Problem to solve:
All the data should come back exactly as it was given.

### Given data

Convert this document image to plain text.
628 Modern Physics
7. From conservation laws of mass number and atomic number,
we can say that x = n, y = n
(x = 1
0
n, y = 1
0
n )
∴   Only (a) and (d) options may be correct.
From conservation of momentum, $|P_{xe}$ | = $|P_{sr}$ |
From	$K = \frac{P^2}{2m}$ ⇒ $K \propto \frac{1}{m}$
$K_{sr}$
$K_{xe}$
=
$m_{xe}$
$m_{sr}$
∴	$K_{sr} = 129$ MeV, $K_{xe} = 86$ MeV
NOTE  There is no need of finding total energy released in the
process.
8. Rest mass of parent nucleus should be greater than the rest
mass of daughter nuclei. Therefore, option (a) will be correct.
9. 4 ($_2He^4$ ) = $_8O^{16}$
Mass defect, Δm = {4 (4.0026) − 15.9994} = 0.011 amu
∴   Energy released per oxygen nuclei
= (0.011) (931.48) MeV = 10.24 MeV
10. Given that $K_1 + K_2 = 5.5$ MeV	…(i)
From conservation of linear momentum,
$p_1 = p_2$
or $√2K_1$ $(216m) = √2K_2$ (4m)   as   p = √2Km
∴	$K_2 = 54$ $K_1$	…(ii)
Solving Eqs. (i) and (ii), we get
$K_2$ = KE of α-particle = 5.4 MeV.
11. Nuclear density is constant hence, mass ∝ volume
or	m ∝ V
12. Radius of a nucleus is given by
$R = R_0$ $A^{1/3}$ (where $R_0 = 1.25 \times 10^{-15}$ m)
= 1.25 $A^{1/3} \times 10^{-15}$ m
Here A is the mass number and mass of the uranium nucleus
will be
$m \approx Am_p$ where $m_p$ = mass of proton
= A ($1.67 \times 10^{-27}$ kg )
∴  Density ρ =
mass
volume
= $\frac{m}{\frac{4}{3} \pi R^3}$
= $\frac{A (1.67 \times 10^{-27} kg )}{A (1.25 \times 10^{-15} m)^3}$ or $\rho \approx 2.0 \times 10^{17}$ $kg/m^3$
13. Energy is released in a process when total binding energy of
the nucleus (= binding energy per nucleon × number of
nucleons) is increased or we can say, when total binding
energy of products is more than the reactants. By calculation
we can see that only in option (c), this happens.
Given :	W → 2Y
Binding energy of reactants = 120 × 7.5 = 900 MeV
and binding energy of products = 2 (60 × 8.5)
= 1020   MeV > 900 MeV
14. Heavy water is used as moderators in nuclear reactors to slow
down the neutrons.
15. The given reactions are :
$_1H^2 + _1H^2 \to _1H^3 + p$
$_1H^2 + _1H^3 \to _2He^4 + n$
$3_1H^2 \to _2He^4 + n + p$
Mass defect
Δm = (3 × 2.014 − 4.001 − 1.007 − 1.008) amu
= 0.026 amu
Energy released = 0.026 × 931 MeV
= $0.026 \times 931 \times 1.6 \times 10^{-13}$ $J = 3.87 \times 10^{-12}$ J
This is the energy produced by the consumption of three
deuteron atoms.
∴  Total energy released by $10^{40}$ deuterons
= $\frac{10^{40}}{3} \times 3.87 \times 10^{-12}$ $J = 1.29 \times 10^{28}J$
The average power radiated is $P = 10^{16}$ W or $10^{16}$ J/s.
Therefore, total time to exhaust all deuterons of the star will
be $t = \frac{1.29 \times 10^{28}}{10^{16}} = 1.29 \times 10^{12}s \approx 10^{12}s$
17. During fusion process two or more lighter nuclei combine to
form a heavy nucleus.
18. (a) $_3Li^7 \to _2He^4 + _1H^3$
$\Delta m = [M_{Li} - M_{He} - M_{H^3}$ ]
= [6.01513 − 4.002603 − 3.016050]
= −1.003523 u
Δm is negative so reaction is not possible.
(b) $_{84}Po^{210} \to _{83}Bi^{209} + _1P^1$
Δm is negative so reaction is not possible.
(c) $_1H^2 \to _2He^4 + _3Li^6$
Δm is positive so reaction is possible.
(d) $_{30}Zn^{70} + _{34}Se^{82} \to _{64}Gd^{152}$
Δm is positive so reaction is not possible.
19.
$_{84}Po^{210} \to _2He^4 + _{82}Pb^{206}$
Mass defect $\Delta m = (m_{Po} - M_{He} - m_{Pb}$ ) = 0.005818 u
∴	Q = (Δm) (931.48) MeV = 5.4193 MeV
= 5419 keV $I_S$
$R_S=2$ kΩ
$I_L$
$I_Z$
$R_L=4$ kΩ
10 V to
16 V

######

Solution to the problem:
Convert this document image to plain text.
628 Modern Physics
7. From conservation laws of mass number and atomic number,
we can say that x = n, y = n
(x = 1
0
n, y = 1
0
n )
∴   Only (a) and (d) options may be correct.
From conservation of momentum, $|P_{xe}$ | = $|P_{sr}$ |
From	$K = \frac{P^2}{2m}$ ⇒ $K \propto \frac{1}{m}$
$K_{sr}$
$K_{xe}$
=
$m_{xe}$
$m_{sr}$
∴	$K_{sr} = 129$ MeV, $K_{xe} = 86$ MeV
NOTE  There is no need of finding total energy released in the
process.
8. Rest mass of parent nucleus should be greater than the rest
mass of daughter nuclei. Therefore, option (a) will be correct.
9. 4 ($_2He^4$ ) = $_8O^{16}$
Mass defect, Δm = {4 (4.0026) − 15.9994} = 0.011 amu
∴   Energy released per oxygen nuclei
= (0.011) (931.48) MeV = 10.24 MeV
10. Given that $K_1 + K_2 = 5.5$ MeV	…(i)
From conservation of linear momentum,
$p_1 = p_2$
or $√2K_1$ $(216m) = √2K_2$ (4m)   as   p = √2Km
∴	$K_2 = 54$ $K_1$	…(ii)
Solving Eqs. (i) and (ii), we get
$K_2$ = KE of α-particle = 5.4 MeV.
11. Nuclear density is constant hence, mass ∝ volume
or	m ∝ V
12. Radius of a nucleus is given by
$R = R_0$ $A^{1/3}$ (where $R_0 = 1.25 \times 10^{-15}$ m)
= 1.25 $A^{1/3} \times 10^{-15}$ m
Here A is the mass number and mass of the uranium nucleus
will be
$m \approx Am_p$ where $m_p$ = mass of proton
= A ($1.67 \times 10^{-27}$ kg )
∴  Density ρ =
mass
volume
= $\frac{m}{\frac{4}{3} \pi R^3}$
= $\frac{A (1.67 \times 10^{-27} kg )}{A (1.25 \times 10^{-15} m)^3}$ or $\rho \approx 2.0 \times 10^{17}$ $kg/m^3$
13. Energy is released in a process when total binding energy of
the nucleus (= binding energy per nucleon × number of
nucleons) is increased or we can say, when total binding
energy of products is more than the reactants. By calculation
we can see that only in option (c), this happens.
Given :	W → 2Y
Binding energy of reactants = 120 × 7.5 = 900 MeV
and binding energy of products = 2 (60 × 8.5)
= 1020   MeV > 900 MeV
14. Heavy water is used as moderators in nuclear reactors to slow
down the neutrons.
15. The given reactions are :
$_1H^2 + _1H^2 \to _1H^3 + p$
$_1H^2 + _1H^3 \to _2He^4 + n$
$3_1H^2 \to _2He^4 + n + p$
Mass defect
Δm = (3 × 2.014 − 4.001 − 1.007 − 1.008) amu
= 0.026 amu
Energy released = 0.026 × 931 MeV
= $0.026 \times 931 \times 1.6 \times 10^{-13}$ $J = 3.87 \times 10^{-12}$ J
This is the energy produced by the consumption of three
deuteron atoms.
∴  Total energy released by $10^{40}$ deuterons
= $\frac{10^{40}}{3} \times 3.87 \times 10^{-12}$ $J = 1.29 \times 10^{28}J$
The average power radiated is $P = 10^{16}$ W or $10^{16}$ J/s.
Therefore, total time to exhaust all deuterons of the star will
be $t = \frac{1.29 \times 10^{28}}{10^{16}} = 1.29 \times 10^{12}s \approx 10^{12}s$
17. During fusion process two or more lighter nuclei combine to
form a heavy nucleus.
18. (a) $_3Li^7 \to _2He^4 + _1H^3$
$\Delta m = [M_{Li} - M_{He} - M_{H^3}$ ]
= [6.01513 − 4.002603 − 3.016050]
= −1.003523 u
Δm is negative so reaction is not possible.
(b) $_{84}Po^{210} \to _{83}Bi^{209} + _1P^1$
Δm is negative so reaction is not possible.
(c) $_1H^2 \to _2He^4 + _3Li^6$
Δm is positive so reaction is possible.
(d) $_{30}Zn^{70} + _{34}Se^{82} \to _{64}Gd^{152}$
Δm is positive so reaction is not possible.
19.
$_{84}Po^{210} \to _2He^4 + _{82}Pb^{206}$
Mass defect $\Delta m = (m_{Po} - M_{He} - m_{Pb}$ ) = 0.005818 u
∴	Q = (Δm) (931.48) MeV = 5.4193 MeV
= 5419 keV $I_S$
$R_S=2$ kΩ
$I_L$
$I_Z$
$R_L=4$ kΩ
10 V to
16 V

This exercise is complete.